Gather every line from the entries below that includes "diamond".

> **Data provided**
— START —
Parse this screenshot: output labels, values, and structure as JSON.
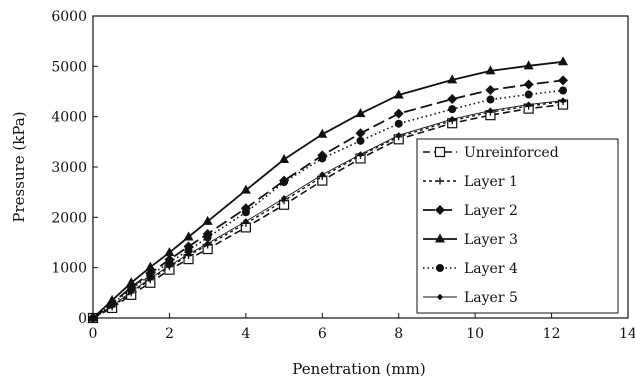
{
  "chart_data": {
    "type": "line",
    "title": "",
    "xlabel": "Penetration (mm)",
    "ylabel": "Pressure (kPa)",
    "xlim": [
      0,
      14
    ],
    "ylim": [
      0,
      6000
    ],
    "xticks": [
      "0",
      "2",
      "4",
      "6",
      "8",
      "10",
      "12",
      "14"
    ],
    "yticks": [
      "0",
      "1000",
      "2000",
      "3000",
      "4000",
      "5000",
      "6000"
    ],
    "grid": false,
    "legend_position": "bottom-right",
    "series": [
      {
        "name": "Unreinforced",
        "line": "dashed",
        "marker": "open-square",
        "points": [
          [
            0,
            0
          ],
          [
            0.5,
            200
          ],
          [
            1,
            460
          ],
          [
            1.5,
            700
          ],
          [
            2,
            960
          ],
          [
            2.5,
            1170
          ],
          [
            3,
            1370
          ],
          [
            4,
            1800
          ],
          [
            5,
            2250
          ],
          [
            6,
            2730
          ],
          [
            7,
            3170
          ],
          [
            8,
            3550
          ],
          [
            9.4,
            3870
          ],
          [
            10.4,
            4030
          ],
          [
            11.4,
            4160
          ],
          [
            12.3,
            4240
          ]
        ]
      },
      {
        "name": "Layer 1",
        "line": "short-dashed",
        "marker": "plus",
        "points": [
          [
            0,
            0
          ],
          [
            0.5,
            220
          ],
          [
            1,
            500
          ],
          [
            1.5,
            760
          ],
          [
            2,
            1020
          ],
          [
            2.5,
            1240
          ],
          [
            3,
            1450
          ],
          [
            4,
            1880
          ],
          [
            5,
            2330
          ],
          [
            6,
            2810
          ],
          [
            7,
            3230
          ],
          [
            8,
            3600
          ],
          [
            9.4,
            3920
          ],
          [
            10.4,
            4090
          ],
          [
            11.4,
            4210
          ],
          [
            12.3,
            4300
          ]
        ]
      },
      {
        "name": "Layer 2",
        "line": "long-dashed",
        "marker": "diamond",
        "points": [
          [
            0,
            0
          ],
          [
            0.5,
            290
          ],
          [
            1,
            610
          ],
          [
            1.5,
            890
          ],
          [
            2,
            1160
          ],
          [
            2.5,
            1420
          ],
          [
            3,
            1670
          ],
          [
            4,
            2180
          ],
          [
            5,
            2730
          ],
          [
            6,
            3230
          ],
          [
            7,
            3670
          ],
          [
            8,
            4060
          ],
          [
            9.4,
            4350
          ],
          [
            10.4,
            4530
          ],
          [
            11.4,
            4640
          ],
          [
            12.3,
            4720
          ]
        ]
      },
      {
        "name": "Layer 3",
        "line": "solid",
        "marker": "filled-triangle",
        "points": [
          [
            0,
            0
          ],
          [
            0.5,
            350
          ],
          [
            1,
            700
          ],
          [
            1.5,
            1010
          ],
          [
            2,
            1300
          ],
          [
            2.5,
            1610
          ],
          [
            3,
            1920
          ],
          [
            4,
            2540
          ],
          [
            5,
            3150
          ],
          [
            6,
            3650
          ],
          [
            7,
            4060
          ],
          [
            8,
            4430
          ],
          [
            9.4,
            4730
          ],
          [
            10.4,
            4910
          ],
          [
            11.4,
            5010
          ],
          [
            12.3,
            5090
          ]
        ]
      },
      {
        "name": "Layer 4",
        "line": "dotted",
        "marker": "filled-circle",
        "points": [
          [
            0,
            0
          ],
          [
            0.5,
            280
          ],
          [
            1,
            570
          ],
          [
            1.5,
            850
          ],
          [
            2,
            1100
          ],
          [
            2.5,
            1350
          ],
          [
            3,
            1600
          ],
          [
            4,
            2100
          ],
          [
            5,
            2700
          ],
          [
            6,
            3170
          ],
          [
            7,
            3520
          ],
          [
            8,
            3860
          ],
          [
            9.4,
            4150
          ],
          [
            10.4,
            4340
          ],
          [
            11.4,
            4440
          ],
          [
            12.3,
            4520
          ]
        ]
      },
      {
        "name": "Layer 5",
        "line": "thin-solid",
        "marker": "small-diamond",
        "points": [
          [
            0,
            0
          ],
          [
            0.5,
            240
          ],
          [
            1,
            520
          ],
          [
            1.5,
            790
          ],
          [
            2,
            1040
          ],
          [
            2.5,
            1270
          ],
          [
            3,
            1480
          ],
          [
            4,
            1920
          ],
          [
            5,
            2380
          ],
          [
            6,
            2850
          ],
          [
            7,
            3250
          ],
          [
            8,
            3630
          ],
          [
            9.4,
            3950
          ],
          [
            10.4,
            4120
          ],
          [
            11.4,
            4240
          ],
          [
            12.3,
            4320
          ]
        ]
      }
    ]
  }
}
— END —
— START —
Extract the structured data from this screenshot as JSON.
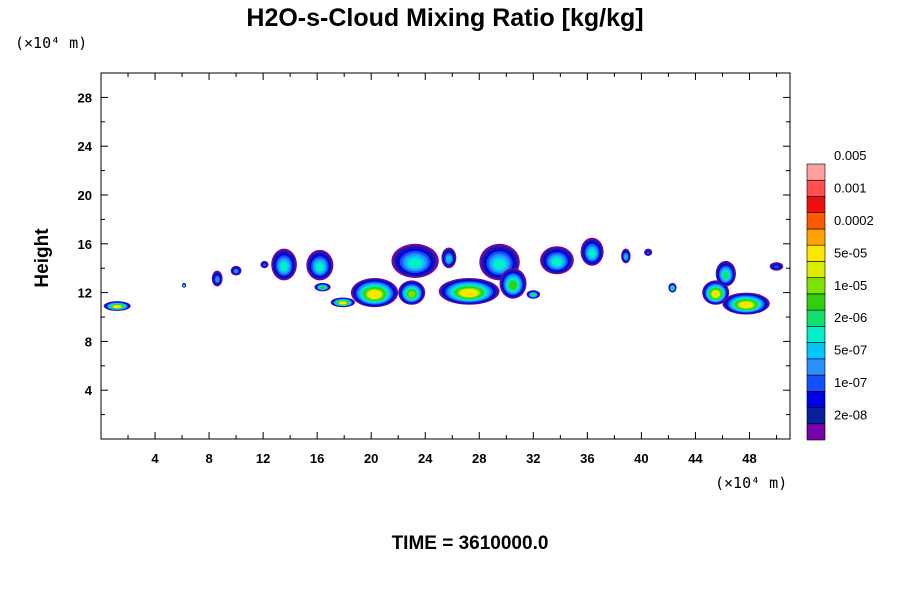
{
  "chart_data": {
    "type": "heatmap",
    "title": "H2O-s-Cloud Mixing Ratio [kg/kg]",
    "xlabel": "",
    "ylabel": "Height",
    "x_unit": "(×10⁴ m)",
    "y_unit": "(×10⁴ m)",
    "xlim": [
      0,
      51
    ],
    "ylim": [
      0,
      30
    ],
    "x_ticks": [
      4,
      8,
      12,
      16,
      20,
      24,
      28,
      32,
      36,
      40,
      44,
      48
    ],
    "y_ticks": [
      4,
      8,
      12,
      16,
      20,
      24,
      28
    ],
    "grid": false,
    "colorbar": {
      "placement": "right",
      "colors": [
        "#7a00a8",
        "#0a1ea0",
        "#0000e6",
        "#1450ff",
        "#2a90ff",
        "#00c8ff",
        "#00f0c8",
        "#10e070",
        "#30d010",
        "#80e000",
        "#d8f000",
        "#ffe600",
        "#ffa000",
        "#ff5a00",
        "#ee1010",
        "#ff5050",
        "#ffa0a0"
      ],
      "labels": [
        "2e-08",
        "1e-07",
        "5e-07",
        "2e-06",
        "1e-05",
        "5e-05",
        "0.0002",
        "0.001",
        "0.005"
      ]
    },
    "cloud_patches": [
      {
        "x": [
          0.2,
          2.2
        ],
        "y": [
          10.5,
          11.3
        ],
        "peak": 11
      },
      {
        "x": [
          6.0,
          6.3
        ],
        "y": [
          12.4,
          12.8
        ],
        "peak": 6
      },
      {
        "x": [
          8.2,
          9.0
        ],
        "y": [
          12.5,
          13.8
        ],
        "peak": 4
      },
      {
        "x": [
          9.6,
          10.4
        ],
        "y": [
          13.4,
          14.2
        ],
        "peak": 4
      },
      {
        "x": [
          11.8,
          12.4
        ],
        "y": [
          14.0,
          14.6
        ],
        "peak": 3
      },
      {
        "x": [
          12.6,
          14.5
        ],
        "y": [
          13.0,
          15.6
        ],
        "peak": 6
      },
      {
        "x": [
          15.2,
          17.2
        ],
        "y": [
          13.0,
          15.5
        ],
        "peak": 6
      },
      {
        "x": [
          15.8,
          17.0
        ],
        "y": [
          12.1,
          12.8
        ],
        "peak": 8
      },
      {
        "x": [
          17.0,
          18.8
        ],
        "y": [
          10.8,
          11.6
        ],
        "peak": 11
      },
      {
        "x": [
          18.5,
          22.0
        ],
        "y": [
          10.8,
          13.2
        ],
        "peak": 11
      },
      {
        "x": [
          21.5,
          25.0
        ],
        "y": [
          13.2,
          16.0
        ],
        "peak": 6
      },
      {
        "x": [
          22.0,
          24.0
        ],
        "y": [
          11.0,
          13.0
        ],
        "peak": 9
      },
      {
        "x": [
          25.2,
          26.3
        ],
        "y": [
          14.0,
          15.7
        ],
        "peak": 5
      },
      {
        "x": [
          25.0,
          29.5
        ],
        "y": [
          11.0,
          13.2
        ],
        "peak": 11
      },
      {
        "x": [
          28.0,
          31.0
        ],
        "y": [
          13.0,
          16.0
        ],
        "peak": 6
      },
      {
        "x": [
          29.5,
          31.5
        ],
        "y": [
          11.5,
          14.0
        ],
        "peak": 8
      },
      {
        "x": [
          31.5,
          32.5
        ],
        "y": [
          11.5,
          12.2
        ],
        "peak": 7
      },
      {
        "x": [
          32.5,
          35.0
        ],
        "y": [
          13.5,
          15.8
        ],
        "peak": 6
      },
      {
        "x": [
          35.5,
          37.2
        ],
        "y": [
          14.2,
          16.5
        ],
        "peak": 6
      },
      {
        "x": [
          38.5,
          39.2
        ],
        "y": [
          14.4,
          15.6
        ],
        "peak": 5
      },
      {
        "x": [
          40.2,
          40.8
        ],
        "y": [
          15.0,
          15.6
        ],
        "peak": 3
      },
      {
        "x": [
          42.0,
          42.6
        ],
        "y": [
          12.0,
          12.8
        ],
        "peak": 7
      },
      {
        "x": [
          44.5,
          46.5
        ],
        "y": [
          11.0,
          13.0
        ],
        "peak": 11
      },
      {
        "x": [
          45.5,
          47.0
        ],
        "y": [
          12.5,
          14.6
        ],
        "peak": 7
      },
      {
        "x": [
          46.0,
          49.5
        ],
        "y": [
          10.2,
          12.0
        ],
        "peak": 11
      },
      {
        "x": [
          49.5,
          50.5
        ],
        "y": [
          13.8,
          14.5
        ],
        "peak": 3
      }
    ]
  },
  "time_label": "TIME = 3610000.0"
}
— END —
> **Exercise response**
        "marker": "diamond",
        "marker": "small-diamond",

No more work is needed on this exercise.